Thursday, December 24, 2009

where's the donkey doo-doo?

This might not be much of a news flash, but today is Christmas Eve. This season is a special time of decorating the house, big meals, candy and cookies, family gatherings, evergreens all decked out, presents for loved ones, and sometimes, for those you barely know.

What does this have to do with the Christmas Story (not the '83 movie but the original in Luke Chapter 2)? If you think about it, not much at all.

A poor, pregnant, teenage girl about to give birth arrives in a city where there is no room at any of the inns. (As my pastor once mentioned, if she wasn't so poor, someone probably would have found a room for her.) They let her and her husband stay in the stable. If the inns are full, wouldn't you think the stables would be full as well? Picture this scared teenage girl having a baby in a barn full of work animals, very smelly work animals. The place reeked of animal sweat, feces, and urine.

Not much in decorations. I guess to be more authentic we ought to hang dried donkey doo-doo from our Christmas trees.

+++

■ **REQUIRED TASKS**
1. In the Christmas Eve post, where were the young woman and her husband allowed to stay?
2. Reproduce the Christmas Eve post word for word between "A poor, pregnant, teenage" and "our Christmas trees.", inclusive.

■ **Dataset records**
+++

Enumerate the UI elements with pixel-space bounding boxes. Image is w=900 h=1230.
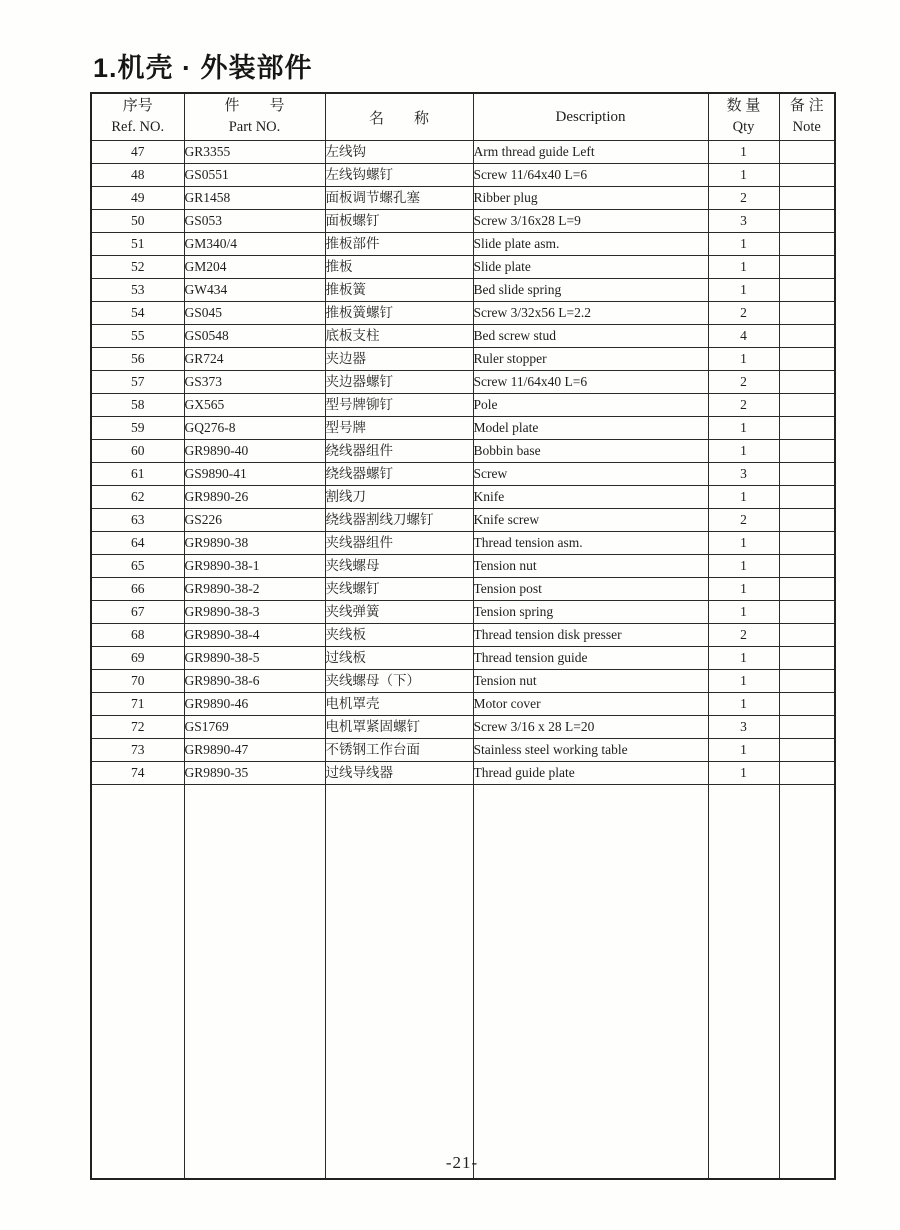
qty-cell: 1 <box>708 670 779 693</box>
table-row <box>91 302 835 325</box>
filler-cell <box>779 785 835 1180</box>
name-cell: 夹线板 <box>325 624 473 647</box>
name-cell: 型号牌铆钉 <box>325 394 473 417</box>
filler-row <box>91 785 835 1180</box>
qty-cell: 1 <box>708 647 779 670</box>
qty-cell: 1 <box>708 417 779 440</box>
name-cell: 推板簧 <box>325 279 473 302</box>
qty-cell: 1 <box>708 532 779 555</box>
description-cell: Knife <box>473 486 708 509</box>
table-row <box>91 141 835 164</box>
table-row <box>91 210 835 233</box>
ref-no-cell: 54 <box>91 302 184 325</box>
part-no-cell: GR9890-40 <box>184 440 325 463</box>
parts-table-body <box>91 141 835 785</box>
part-no-cell: GR9890-38 <box>184 532 325 555</box>
header-row <box>91 93 835 141</box>
ref-no-cell: 66 <box>91 578 184 601</box>
name-cell: 过线导线器 <box>325 762 473 785</box>
table-row <box>91 578 835 601</box>
name-cell: 割线刀 <box>325 486 473 509</box>
qty-cell: 1 <box>708 256 779 279</box>
name-cell: 型号牌 <box>325 417 473 440</box>
part-no-cell: GR9890-46 <box>184 693 325 716</box>
name-cell: 左线钩螺钉 <box>325 164 473 187</box>
part-no-cell: GX565 <box>184 394 325 417</box>
note-cell <box>779 578 835 601</box>
part-no-cell: GS0548 <box>184 325 325 348</box>
part-no-cell: GR724 <box>184 348 325 371</box>
table-row <box>91 256 835 279</box>
qty-cell: 2 <box>708 187 779 210</box>
part-no-cell: GR9890-38-3 <box>184 601 325 624</box>
description-cell: Thread tension guide <box>473 647 708 670</box>
ref-no-cell: 73 <box>91 739 184 762</box>
header-name: 名 称 <box>325 93 473 141</box>
part-no-cell: GS045 <box>184 302 325 325</box>
note-cell <box>779 670 835 693</box>
table-row <box>91 647 835 670</box>
description-cell: Slide plate asm. <box>473 233 708 256</box>
parts-table <box>90 92 836 1180</box>
ref-no-cell: 51 <box>91 233 184 256</box>
qty-cell: 4 <box>708 325 779 348</box>
qty-cell: 1 <box>708 348 779 371</box>
ref-no-cell: 62 <box>91 486 184 509</box>
qty-cell: 1 <box>708 486 779 509</box>
page-title: 1.机壳 · 外装部件 <box>93 53 313 83</box>
ref-no-cell: 56 <box>91 348 184 371</box>
name-cell: 夹边器 <box>325 348 473 371</box>
qty-cell: 1 <box>708 578 779 601</box>
part-no-cell: GR9890-38-4 <box>184 624 325 647</box>
description-cell: Slide plate <box>473 256 708 279</box>
ref-no-cell: 53 <box>91 279 184 302</box>
header-part-en: Part NO. <box>228 119 281 135</box>
header-qty <box>708 93 779 141</box>
table-header <box>91 93 835 141</box>
note-cell <box>779 440 835 463</box>
note-cell <box>779 601 835 624</box>
ref-no-cell: 49 <box>91 187 184 210</box>
ref-no-cell: 67 <box>91 601 184 624</box>
part-no-cell: GS1769 <box>184 716 325 739</box>
ref-no-cell: 59 <box>91 417 184 440</box>
ref-no-cell: 58 <box>91 394 184 417</box>
qty-cell: 2 <box>708 509 779 532</box>
table-row <box>91 371 835 394</box>
part-no-cell: GR9890-38-6 <box>184 670 325 693</box>
name-cell: 夹线弹簧 <box>325 601 473 624</box>
qty-cell: 1 <box>708 440 779 463</box>
name-cell: 推板簧螺钉 <box>325 302 473 325</box>
table-row <box>91 624 835 647</box>
qty-cell: 1 <box>708 555 779 578</box>
name-cell: 绕线器组件 <box>325 440 473 463</box>
part-no-cell: GR9890-38-5 <box>184 647 325 670</box>
ref-no-cell: 69 <box>91 647 184 670</box>
ref-no-cell: 47 <box>91 141 184 164</box>
part-no-cell: GS0551 <box>184 164 325 187</box>
name-cell: 电机罩壳 <box>325 693 473 716</box>
table-row <box>91 348 835 371</box>
description-cell: Arm thread guide Left <box>473 141 708 164</box>
description-cell: Screw 3/16x28 L=9 <box>473 210 708 233</box>
part-no-cell: GR9890-38-1 <box>184 555 325 578</box>
filler-cell <box>325 785 473 1180</box>
note-cell <box>779 716 835 739</box>
note-cell <box>779 532 835 555</box>
table-row <box>91 394 835 417</box>
filler-cell <box>91 785 184 1180</box>
name-cell: 夹线螺母（下） <box>325 670 473 693</box>
note-cell <box>779 394 835 417</box>
note-cell <box>779 486 835 509</box>
header-part-no <box>184 93 325 141</box>
qty-cell: 1 <box>708 233 779 256</box>
ref-no-cell: 71 <box>91 693 184 716</box>
table-row <box>91 187 835 210</box>
description-cell: Pole <box>473 394 708 417</box>
name-cell: 夹线器组件 <box>325 532 473 555</box>
note-cell <box>779 348 835 371</box>
part-no-cell: GQ276-8 <box>184 417 325 440</box>
qty-cell: 2 <box>708 624 779 647</box>
table-row <box>91 601 835 624</box>
qty-cell: 2 <box>708 302 779 325</box>
qty-cell: 1 <box>708 601 779 624</box>
note-cell <box>779 256 835 279</box>
note-cell <box>779 164 835 187</box>
qty-cell: 1 <box>708 739 779 762</box>
note-cell <box>779 141 835 164</box>
ref-no-cell: 55 <box>91 325 184 348</box>
part-no-cell: GR9890-26 <box>184 486 325 509</box>
description-cell: Tension spring <box>473 601 708 624</box>
note-cell <box>779 463 835 486</box>
description-cell: Thread tension asm. <box>473 532 708 555</box>
header-ref-cn: 序号 <box>122 98 153 114</box>
part-no-cell: GM204 <box>184 256 325 279</box>
header-part-cn: 件 号 <box>224 98 285 114</box>
note-cell <box>779 417 835 440</box>
note-cell <box>779 210 835 233</box>
ref-no-cell: 72 <box>91 716 184 739</box>
table-row <box>91 417 835 440</box>
note-cell <box>779 509 835 532</box>
note-cell <box>779 739 835 762</box>
description-cell: Thread tension disk presser <box>473 624 708 647</box>
name-cell: 绕线器螺钉 <box>325 463 473 486</box>
note-cell <box>779 187 835 210</box>
table-row <box>91 509 835 532</box>
note-cell <box>779 325 835 348</box>
note-cell <box>779 233 835 256</box>
table-row <box>91 164 835 187</box>
part-no-cell: GS9890-41 <box>184 463 325 486</box>
ref-no-cell: 64 <box>91 532 184 555</box>
qty-cell: 3 <box>708 716 779 739</box>
header-note-en: Note <box>792 119 821 135</box>
table-row <box>91 486 835 509</box>
table-row <box>91 233 835 256</box>
header-ref-en: Ref. NO. <box>111 119 165 135</box>
description-cell: Tension post <box>473 578 708 601</box>
qty-cell: 2 <box>708 394 779 417</box>
name-cell: 绕线器割线刀螺钉 <box>325 509 473 532</box>
ref-no-cell: 61 <box>91 463 184 486</box>
filler-cell <box>708 785 779 1180</box>
table-row <box>91 762 835 785</box>
name-cell: 电机罩紧固螺钉 <box>325 716 473 739</box>
description-cell: Bed screw stud <box>473 325 708 348</box>
description-cell: Motor cover <box>473 693 708 716</box>
part-no-cell: GS373 <box>184 371 325 394</box>
part-no-cell: GR3355 <box>184 141 325 164</box>
note-cell <box>779 647 835 670</box>
name-cell: 夹线螺母 <box>325 555 473 578</box>
note-cell <box>779 371 835 394</box>
description-cell: Screw 3/32x56 L=2.2 <box>473 302 708 325</box>
header-note-cn: 备 注 <box>789 98 824 114</box>
ref-no-cell: 65 <box>91 555 184 578</box>
table-row <box>91 463 835 486</box>
description-cell: Bobbin base <box>473 440 708 463</box>
part-no-cell: GR9890-35 <box>184 762 325 785</box>
note-cell <box>779 555 835 578</box>
name-cell: 推板部件 <box>325 233 473 256</box>
ref-no-cell: 68 <box>91 624 184 647</box>
name-cell: 推板 <box>325 256 473 279</box>
ref-no-cell: 57 <box>91 371 184 394</box>
ref-no-cell: 48 <box>91 164 184 187</box>
part-no-cell: GR1458 <box>184 187 325 210</box>
header-note <box>779 93 835 141</box>
description-cell: Tension nut <box>473 670 708 693</box>
ref-no-cell: 74 <box>91 762 184 785</box>
qty-cell: 1 <box>708 279 779 302</box>
name-cell: 底板支柱 <box>325 325 473 348</box>
part-no-cell: GS226 <box>184 509 325 532</box>
qty-cell: 1 <box>708 164 779 187</box>
description-cell: Screw <box>473 463 708 486</box>
header-qty-cn: 数 量 <box>726 98 761 114</box>
filler-cell <box>473 785 708 1180</box>
name-cell: 夹边器螺钉 <box>325 371 473 394</box>
description-cell: Screw 11/64x40 L=6 <box>473 371 708 394</box>
ref-no-cell: 50 <box>91 210 184 233</box>
ref-no-cell: 60 <box>91 440 184 463</box>
description-cell: Screw 3/16 x 28 L=20 <box>473 716 708 739</box>
part-no-cell: GR9890-38-2 <box>184 578 325 601</box>
name-cell: 左线钩 <box>325 141 473 164</box>
name-cell: 面板螺钉 <box>325 210 473 233</box>
description-cell: Ribber plug <box>473 187 708 210</box>
table-row <box>91 279 835 302</box>
note-cell <box>779 279 835 302</box>
page-number: -21- <box>445 1153 479 1172</box>
name-cell: 面板调节螺孔塞 <box>325 187 473 210</box>
filler-cell <box>184 785 325 1180</box>
qty-cell: 1 <box>708 762 779 785</box>
table-row <box>91 670 835 693</box>
table-row <box>91 739 835 762</box>
ref-no-cell: 63 <box>91 509 184 532</box>
header-qty-en: Qty <box>732 119 755 135</box>
description-cell: Ruler stopper <box>473 348 708 371</box>
table-row <box>91 555 835 578</box>
header-ref-no <box>91 93 184 141</box>
part-no-cell: GW434 <box>184 279 325 302</box>
description-cell: Model plate <box>473 417 708 440</box>
qty-cell: 3 <box>708 210 779 233</box>
part-no-cell: GS053 <box>184 210 325 233</box>
name-cell: 不锈钢工作台面 <box>325 739 473 762</box>
description-cell: Bed slide spring <box>473 279 708 302</box>
qty-cell: 2 <box>708 371 779 394</box>
qty-cell: 3 <box>708 463 779 486</box>
part-no-cell: GM340/4 <box>184 233 325 256</box>
table-row <box>91 716 835 739</box>
table-filler <box>91 785 835 1180</box>
qty-cell: 1 <box>708 693 779 716</box>
note-cell <box>779 693 835 716</box>
qty-cell: 1 <box>708 141 779 164</box>
name-cell: 夹线螺钉 <box>325 578 473 601</box>
table-row <box>91 693 835 716</box>
description-cell: Screw 11/64x40 L=6 <box>473 164 708 187</box>
header-description: Description <box>473 93 708 141</box>
description-cell: Thread guide plate <box>473 762 708 785</box>
part-no-cell: GR9890-47 <box>184 739 325 762</box>
description-cell: Knife screw <box>473 509 708 532</box>
note-cell <box>779 624 835 647</box>
description-cell: Stainless steel working table <box>473 739 708 762</box>
ref-no-cell: 52 <box>91 256 184 279</box>
note-cell <box>779 762 835 785</box>
table-row <box>91 440 835 463</box>
name-cell: 过线板 <box>325 647 473 670</box>
note-cell <box>779 302 835 325</box>
table-row <box>91 532 835 555</box>
table-row <box>91 325 835 348</box>
ref-no-cell: 70 <box>91 670 184 693</box>
description-cell: Tension nut <box>473 555 708 578</box>
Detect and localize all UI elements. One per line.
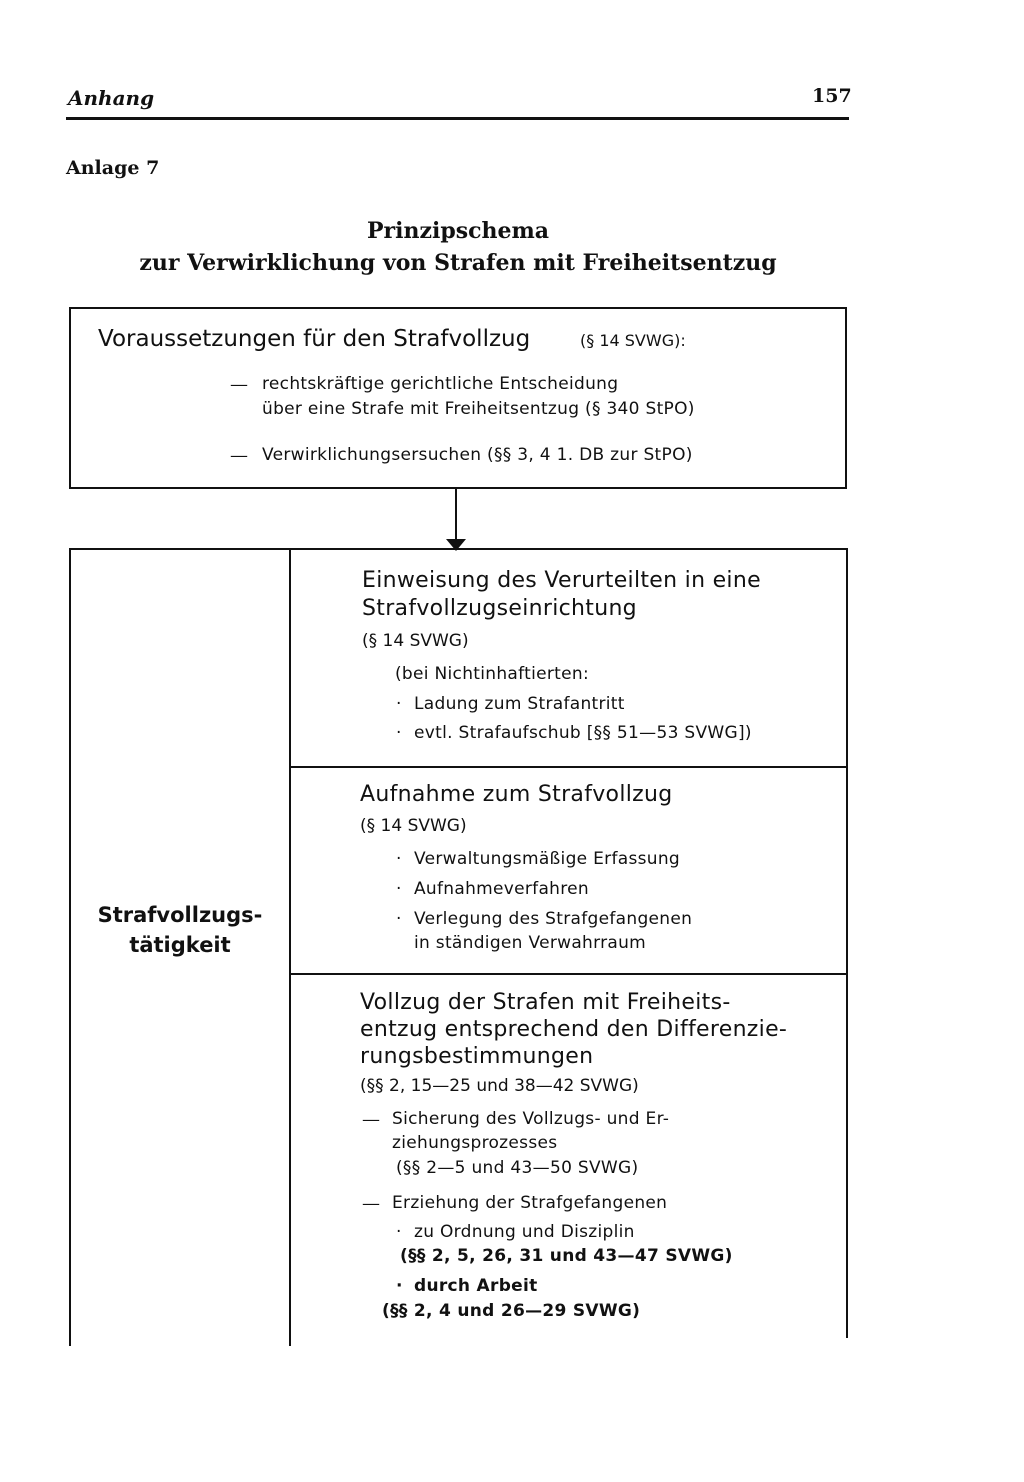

+++

■ **TASK-BY-TASK ANSWERS**
1. In the stable.

2.
A poor, pregnant, teenage girl about to give birth arrives in a city where there is no room at any of the inns. (As my pastor once mentioned, if she wasn't so poor, someone probably would have found a room for her.) They let her and her husband stay in the stable. If the inns are full, wouldn't you think the stables would be full as well? Picture this scared teenage girl having a baby in a barn full of work animals, very smelly work animals. The place reeked of animal sweat, feces, and urine.

Not much in decorations. I guess to be more authentic we ought to hang dried donkey doo-doo from our Christmas trees.